Exercise requirements:
Copy each line that has the string "from" somewhere in it.

Excerpted records:
__________

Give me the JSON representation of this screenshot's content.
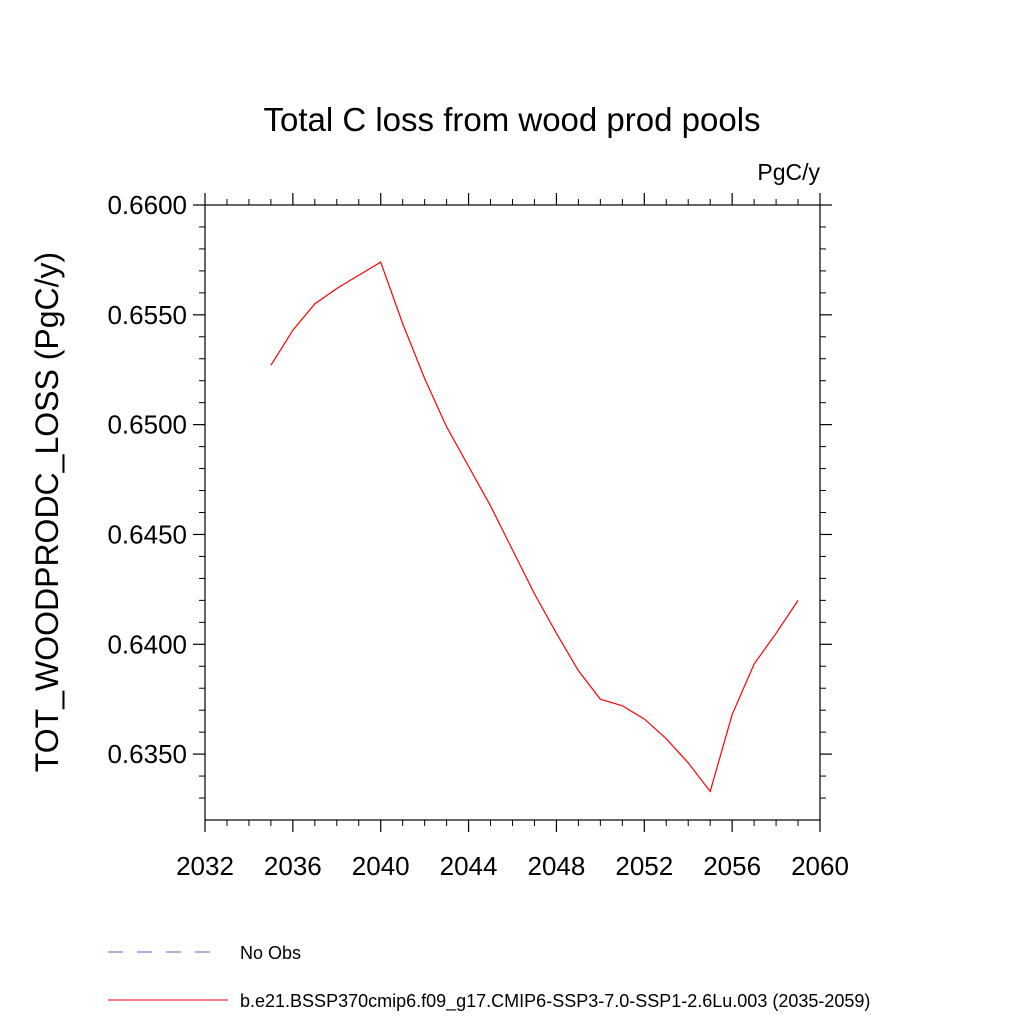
{
  "chart_data": {
    "type": "line",
    "title": "Total C loss from wood prod pools",
    "units": "PgC/y",
    "xlabel": "",
    "ylabel": "TOT_WOODPRODC_LOSS  (PgC/y)",
    "xlim": [
      2032,
      2060
    ],
    "ylim": [
      0.632,
      0.66
    ],
    "xticks": [
      2032,
      2036,
      2040,
      2044,
      2048,
      2052,
      2056,
      2060
    ],
    "xtick_labels": [
      "2032",
      "2036",
      "2040",
      "2044",
      "2048",
      "2052",
      "2056",
      "2060"
    ],
    "yticks": [
      0.635,
      0.64,
      0.645,
      0.65,
      0.655,
      0.66
    ],
    "ytick_labels": [
      "0.6350",
      "0.6400",
      "0.6450",
      "0.6500",
      "0.6550",
      "0.6600"
    ],
    "grid": false,
    "legend_position": "bottom",
    "series": [
      {
        "name": "No Obs",
        "color": "#6a5acd",
        "style": "dashed",
        "x": [],
        "y": []
      },
      {
        "name": "b.e21.BSSP370cmip6.f09_g17.CMIP6-SSP3-7.0-SSP1-2.6Lu.003 (2035-2059)",
        "color": "#ff0000",
        "style": "solid",
        "x": [
          2035,
          2036,
          2037,
          2038,
          2039,
          2040,
          2041,
          2042,
          2043,
          2044,
          2045,
          2046,
          2047,
          2048,
          2049,
          2050,
          2051,
          2052,
          2053,
          2054,
          2055,
          2056,
          2057,
          2058,
          2059
        ],
        "y": [
          0.6527,
          0.6543,
          0.6555,
          0.6562,
          0.6568,
          0.6574,
          0.6546,
          0.6521,
          0.6499,
          0.6481,
          0.6463,
          0.6443,
          0.6423,
          0.6405,
          0.6388,
          0.6375,
          0.6372,
          0.6366,
          0.6357,
          0.6346,
          0.6333,
          0.6368,
          0.6391,
          0.6405,
          0.642
        ]
      }
    ]
  }
}
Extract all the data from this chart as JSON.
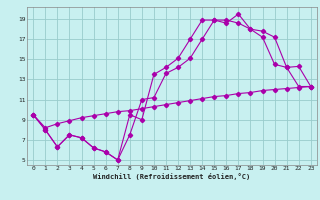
{
  "xlabel": "Windchill (Refroidissement éolien,°C)",
  "bg_color": "#c8f0f0",
  "line_color": "#aa00aa",
  "grid_color": "#99cccc",
  "xlim": [
    -0.5,
    23.5
  ],
  "ylim": [
    4.5,
    20.2
  ],
  "xticks": [
    0,
    1,
    2,
    3,
    4,
    5,
    6,
    7,
    8,
    9,
    10,
    11,
    12,
    13,
    14,
    15,
    16,
    17,
    18,
    19,
    20,
    21,
    22,
    23
  ],
  "yticks": [
    5,
    7,
    9,
    11,
    13,
    15,
    17,
    19
  ],
  "line1_x": [
    0,
    1,
    2,
    3,
    4,
    5,
    6,
    7,
    8,
    9,
    10,
    11,
    12,
    13,
    14,
    15,
    16,
    17,
    18,
    19,
    20,
    21,
    22,
    23
  ],
  "line1_y": [
    9.5,
    8.0,
    6.3,
    7.5,
    7.2,
    6.2,
    5.8,
    5.0,
    7.5,
    11.0,
    11.2,
    13.6,
    14.2,
    15.1,
    17.0,
    18.9,
    18.9,
    18.6,
    18.0,
    17.8,
    17.2,
    14.2,
    14.3,
    12.3
  ],
  "line2_x": [
    0,
    1,
    2,
    3,
    4,
    5,
    6,
    7,
    8,
    9,
    10,
    11,
    12,
    13,
    14,
    15,
    16,
    17,
    18,
    19,
    20,
    21,
    22,
    23
  ],
  "line2_y": [
    9.5,
    8.0,
    6.3,
    7.5,
    7.2,
    6.2,
    5.8,
    5.0,
    9.5,
    9.0,
    13.5,
    14.2,
    15.1,
    17.0,
    18.9,
    18.9,
    18.6,
    19.5,
    18.0,
    17.2,
    14.5,
    14.2,
    12.3,
    12.3
  ],
  "line3_x": [
    0,
    1,
    2,
    3,
    4,
    5,
    6,
    7,
    8,
    9,
    10,
    11,
    12,
    13,
    14,
    15,
    16,
    17,
    18,
    19,
    20,
    21,
    22,
    23
  ],
  "line3_y": [
    9.5,
    8.2,
    8.6,
    8.9,
    9.2,
    9.4,
    9.6,
    9.8,
    9.9,
    10.1,
    10.3,
    10.5,
    10.7,
    10.9,
    11.1,
    11.3,
    11.4,
    11.6,
    11.7,
    11.9,
    12.0,
    12.1,
    12.2,
    12.3
  ]
}
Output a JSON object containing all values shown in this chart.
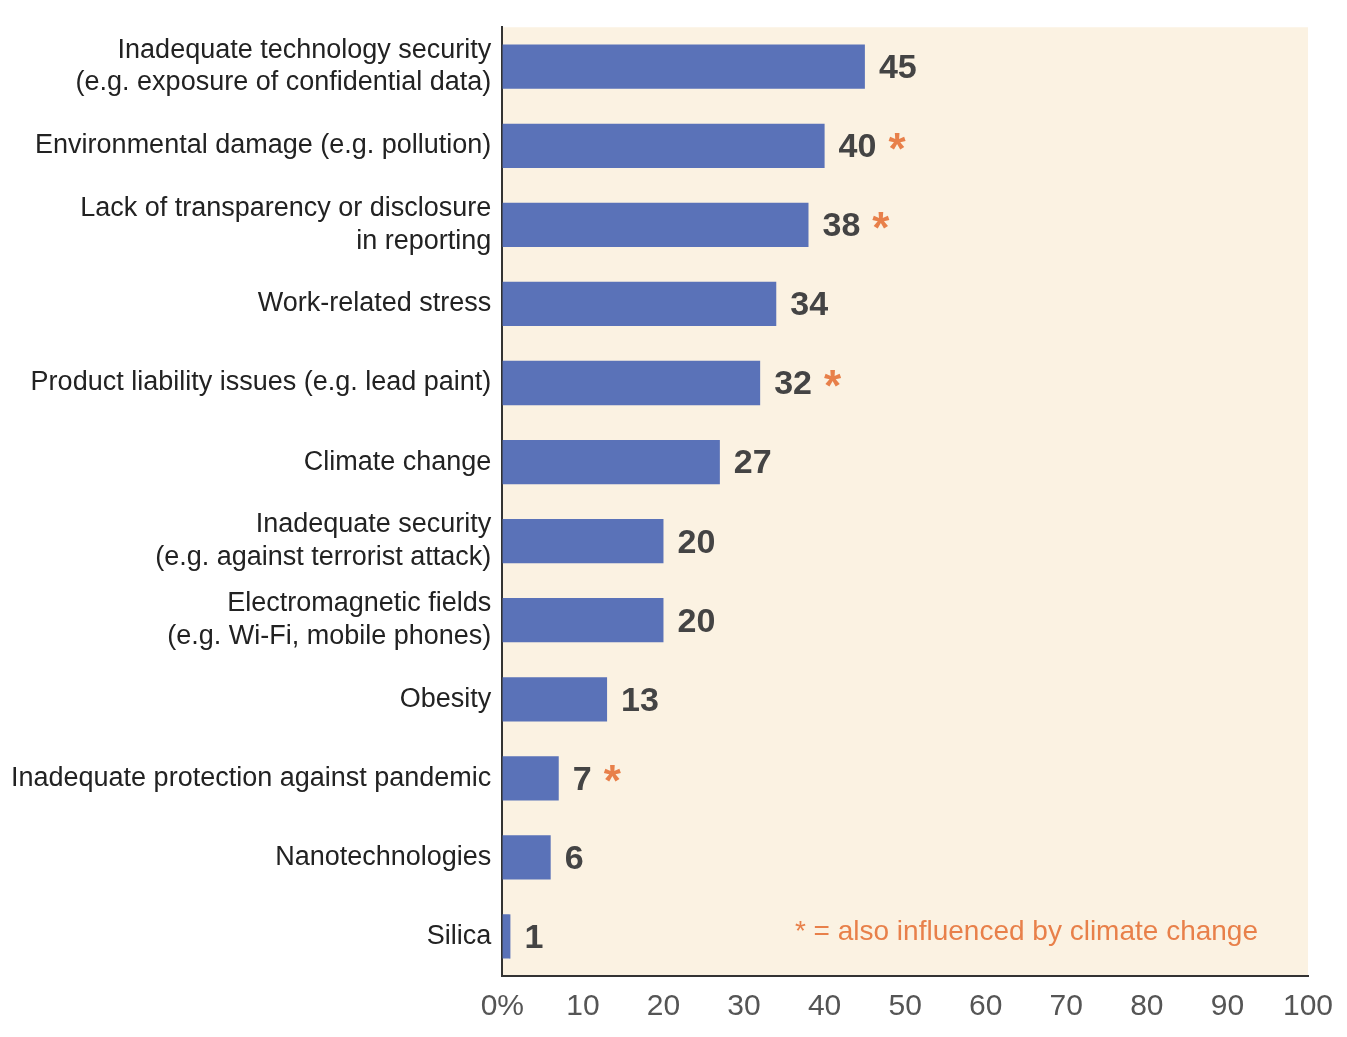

__________

Response:
    "title": "Total C loss from wood prod pools",
Extract all the data from this chart as JSON.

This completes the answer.